-- SUPPLIED MATERIAL --

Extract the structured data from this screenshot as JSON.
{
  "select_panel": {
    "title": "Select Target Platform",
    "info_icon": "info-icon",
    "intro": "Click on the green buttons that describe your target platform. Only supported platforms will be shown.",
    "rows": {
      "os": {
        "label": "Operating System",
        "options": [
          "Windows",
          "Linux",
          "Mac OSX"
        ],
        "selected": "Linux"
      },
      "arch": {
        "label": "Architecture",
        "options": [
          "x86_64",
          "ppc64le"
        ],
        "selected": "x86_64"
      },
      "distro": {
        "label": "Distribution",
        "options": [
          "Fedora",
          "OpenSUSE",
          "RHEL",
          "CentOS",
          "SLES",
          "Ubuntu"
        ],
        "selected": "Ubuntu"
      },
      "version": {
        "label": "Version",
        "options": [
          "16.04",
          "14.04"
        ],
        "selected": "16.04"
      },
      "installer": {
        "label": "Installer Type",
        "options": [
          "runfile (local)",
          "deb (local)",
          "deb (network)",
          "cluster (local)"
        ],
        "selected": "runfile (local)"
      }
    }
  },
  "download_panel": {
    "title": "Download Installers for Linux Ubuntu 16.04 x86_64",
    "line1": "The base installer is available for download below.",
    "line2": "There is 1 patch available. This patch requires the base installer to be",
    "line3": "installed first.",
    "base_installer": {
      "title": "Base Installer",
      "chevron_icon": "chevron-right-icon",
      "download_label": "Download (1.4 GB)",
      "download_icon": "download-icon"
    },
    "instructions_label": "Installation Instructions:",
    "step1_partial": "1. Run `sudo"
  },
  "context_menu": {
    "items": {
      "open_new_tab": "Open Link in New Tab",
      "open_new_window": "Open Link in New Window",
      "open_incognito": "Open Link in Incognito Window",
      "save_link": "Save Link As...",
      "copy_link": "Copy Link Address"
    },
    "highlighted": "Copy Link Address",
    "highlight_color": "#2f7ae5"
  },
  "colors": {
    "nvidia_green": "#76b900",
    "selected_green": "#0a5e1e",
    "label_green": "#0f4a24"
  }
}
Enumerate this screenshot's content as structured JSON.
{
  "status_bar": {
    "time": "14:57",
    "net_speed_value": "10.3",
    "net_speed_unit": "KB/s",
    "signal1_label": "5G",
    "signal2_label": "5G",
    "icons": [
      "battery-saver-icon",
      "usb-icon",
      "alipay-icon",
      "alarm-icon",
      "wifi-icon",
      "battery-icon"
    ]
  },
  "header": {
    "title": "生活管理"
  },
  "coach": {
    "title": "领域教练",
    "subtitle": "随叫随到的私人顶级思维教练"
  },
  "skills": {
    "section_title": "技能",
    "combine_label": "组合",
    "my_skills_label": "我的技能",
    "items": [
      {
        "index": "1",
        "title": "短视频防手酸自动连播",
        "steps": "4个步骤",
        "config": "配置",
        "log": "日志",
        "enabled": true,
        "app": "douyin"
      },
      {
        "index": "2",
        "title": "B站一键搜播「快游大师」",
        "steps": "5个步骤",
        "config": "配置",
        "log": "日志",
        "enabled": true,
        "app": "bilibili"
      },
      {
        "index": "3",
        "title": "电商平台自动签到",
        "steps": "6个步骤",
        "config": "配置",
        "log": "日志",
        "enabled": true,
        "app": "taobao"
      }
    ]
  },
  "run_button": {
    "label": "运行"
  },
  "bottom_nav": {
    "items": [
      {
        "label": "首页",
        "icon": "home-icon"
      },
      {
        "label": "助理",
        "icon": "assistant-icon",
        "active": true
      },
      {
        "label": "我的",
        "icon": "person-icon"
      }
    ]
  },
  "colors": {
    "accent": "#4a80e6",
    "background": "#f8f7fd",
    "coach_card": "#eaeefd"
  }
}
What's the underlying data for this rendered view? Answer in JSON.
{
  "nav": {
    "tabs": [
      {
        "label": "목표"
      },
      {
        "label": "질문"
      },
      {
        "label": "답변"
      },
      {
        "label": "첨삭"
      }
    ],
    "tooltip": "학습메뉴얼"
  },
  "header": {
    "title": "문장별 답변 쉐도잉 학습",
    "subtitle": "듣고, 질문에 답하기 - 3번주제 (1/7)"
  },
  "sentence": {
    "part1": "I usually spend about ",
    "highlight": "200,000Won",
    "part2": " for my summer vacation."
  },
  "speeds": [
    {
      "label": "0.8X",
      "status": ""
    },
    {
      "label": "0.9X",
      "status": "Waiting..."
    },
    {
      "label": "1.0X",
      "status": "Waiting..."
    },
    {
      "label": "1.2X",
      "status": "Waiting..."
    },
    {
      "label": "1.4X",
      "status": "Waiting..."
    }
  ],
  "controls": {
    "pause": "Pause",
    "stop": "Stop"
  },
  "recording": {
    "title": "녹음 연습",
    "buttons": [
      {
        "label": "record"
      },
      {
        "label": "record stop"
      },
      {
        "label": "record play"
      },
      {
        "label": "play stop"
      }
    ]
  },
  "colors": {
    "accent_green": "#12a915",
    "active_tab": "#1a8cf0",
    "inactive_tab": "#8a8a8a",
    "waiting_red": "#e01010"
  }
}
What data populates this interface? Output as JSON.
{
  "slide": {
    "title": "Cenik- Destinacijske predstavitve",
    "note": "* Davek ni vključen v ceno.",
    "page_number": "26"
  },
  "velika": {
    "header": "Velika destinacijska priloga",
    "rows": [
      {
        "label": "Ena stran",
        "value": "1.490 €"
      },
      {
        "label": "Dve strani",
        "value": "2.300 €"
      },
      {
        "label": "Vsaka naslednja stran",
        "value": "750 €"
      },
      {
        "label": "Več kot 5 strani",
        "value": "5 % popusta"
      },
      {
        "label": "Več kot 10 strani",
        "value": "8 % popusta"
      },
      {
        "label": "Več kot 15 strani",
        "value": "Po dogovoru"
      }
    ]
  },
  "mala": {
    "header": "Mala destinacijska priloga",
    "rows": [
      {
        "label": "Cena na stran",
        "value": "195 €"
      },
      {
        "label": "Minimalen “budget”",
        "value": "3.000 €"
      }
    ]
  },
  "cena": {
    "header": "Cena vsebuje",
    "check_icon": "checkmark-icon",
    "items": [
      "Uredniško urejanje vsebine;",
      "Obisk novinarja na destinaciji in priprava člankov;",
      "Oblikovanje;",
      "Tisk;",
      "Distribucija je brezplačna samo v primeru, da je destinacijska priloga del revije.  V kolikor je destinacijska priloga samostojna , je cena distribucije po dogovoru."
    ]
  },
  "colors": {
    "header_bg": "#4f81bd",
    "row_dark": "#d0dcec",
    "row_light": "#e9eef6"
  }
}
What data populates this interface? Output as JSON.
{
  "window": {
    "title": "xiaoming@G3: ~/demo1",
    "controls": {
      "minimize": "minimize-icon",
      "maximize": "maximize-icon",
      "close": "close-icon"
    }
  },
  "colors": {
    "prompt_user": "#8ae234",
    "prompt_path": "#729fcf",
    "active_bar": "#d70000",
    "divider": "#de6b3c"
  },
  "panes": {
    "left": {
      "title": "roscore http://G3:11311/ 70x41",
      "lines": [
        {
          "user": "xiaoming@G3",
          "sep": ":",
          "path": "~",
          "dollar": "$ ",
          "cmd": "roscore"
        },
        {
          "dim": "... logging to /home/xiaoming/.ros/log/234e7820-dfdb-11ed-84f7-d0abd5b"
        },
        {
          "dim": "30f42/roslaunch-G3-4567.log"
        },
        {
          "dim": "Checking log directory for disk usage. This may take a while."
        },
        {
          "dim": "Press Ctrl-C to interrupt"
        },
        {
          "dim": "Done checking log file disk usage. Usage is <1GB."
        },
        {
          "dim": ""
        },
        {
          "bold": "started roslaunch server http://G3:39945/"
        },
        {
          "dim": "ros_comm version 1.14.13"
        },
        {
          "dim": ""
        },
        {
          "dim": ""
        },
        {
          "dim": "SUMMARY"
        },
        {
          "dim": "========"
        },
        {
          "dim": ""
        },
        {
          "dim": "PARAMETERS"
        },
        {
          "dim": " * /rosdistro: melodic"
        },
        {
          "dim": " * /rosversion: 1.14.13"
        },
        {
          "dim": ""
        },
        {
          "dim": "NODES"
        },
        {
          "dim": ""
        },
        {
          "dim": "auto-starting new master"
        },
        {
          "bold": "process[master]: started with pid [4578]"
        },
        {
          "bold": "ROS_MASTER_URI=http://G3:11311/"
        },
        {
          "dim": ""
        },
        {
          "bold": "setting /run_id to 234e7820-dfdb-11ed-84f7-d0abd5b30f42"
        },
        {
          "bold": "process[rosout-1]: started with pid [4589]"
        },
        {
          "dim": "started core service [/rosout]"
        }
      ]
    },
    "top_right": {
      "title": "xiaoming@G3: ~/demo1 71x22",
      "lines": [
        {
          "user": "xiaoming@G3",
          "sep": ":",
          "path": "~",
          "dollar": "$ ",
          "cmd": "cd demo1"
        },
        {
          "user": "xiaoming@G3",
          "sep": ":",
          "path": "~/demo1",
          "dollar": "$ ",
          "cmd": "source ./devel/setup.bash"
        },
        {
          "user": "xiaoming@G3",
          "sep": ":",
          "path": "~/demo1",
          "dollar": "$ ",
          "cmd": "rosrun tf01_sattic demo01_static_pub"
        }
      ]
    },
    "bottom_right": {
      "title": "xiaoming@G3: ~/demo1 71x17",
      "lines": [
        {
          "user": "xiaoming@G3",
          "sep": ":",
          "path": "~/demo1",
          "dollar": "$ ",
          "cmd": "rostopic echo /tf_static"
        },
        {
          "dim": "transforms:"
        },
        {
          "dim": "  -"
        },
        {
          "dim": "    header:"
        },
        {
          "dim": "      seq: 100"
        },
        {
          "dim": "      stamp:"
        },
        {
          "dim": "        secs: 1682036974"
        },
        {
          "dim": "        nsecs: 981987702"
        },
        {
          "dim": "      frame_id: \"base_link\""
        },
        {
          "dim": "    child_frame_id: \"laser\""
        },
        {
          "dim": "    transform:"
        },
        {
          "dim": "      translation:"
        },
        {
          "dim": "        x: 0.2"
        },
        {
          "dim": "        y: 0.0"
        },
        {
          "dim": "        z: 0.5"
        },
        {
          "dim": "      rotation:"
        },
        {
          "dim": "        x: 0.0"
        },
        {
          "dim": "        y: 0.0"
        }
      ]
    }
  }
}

-- PROMPT --
Pull out all lines containing "rosout".

-- WRITTEN SOLUTION --
          "bold": "process[rosout-1]: started with pid [4589]"
          "dim": "started core service [/rosout]"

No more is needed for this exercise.